- _EXERCISE INSTRUCTIONS_:
Repeat, exactly and completely, the entries shown underneath.

[Dataset entries]
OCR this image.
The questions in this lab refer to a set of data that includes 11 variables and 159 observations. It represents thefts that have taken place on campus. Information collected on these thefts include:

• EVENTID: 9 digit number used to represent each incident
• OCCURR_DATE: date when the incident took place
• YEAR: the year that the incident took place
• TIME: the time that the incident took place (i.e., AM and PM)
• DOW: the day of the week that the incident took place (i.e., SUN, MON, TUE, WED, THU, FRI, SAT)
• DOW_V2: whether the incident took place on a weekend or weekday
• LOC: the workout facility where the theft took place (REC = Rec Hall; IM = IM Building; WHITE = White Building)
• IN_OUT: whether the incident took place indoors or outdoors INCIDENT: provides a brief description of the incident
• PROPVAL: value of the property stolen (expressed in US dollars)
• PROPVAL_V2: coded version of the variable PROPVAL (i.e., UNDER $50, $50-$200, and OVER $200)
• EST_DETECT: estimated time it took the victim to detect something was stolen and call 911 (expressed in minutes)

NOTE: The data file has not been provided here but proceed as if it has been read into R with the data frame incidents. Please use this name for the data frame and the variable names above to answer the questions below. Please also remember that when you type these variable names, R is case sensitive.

- _TASK SOLUTION_:
OCR this image.
The questions in this lab refer to a set of data that includes 11 variables and 159 observations. It represents thefts that have taken place on campus. Information collected on these thefts include:

• EVENTID: 9 digit number used to represent each incident
• OCCURR_DATE: date when the incident took place
• YEAR: the year that the incident took place
• TIME: the time that the incident took place (i.e., AM and PM)
• DOW: the day of the week that the incident took place (i.e., SUN, MON, TUE, WED, THU, FRI, SAT)
• DOW_V2: whether the incident took place on a weekend or weekday
• LOC: the workout facility where the theft took place (REC = Rec Hall; IM = IM Building; WHITE = White Building)
• IN_OUT: whether the incident took place indoors or outdoors INCIDENT: provides a brief description of the incident
• PROPVAL: value of the property stolen (expressed in US dollars)
• PROPVAL_V2: coded version of the variable PROPVAL (i.e., UNDER $50, $50-$200, and OVER $200)
• EST_DETECT: estimated time it took the victim to detect something was stolen and call 911 (expressed in minutes)

NOTE: The data file has not been provided here but proceed as if it has been read into R with the data frame incidents. Please use this name for the data frame and the variable names above to answer the questions below. Please also remember that when you type these variable names, R is case sensitive.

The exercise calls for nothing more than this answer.